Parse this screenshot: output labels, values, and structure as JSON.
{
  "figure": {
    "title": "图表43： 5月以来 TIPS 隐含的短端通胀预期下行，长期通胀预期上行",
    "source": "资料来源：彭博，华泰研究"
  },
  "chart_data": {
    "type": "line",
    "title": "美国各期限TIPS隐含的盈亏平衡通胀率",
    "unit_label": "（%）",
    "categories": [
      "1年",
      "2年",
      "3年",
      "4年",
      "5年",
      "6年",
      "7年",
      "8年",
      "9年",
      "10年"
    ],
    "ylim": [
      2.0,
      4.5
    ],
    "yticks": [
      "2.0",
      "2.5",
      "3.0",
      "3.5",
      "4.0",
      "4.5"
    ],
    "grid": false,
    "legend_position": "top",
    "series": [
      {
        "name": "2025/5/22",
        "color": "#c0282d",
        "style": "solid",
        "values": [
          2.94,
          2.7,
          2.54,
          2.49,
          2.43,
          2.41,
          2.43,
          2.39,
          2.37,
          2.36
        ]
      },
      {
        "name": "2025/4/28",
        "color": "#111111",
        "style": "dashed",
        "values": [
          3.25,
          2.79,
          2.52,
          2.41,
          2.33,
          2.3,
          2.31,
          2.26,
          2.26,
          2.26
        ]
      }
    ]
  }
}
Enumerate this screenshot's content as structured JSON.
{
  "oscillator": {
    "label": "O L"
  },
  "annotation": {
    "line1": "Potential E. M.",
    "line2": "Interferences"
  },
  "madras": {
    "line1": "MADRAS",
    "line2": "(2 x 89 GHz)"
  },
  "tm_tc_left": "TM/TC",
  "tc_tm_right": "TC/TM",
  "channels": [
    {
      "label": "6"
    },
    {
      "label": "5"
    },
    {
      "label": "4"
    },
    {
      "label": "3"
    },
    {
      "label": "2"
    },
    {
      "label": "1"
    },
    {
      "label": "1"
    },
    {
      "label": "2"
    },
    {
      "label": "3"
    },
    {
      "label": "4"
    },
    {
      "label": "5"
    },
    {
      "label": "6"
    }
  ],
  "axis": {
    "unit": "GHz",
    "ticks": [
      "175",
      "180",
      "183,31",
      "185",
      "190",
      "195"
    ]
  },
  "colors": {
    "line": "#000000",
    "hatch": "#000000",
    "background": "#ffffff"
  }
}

┄┄┄┄┄┄

* _Problem to work on_
Spot every line that holds "screenshot" and copy it.

* _Expected output_
Parse this screenshot: output labels, values, and structure as JSON.
Enumerate this screenshot's content as structured JSON.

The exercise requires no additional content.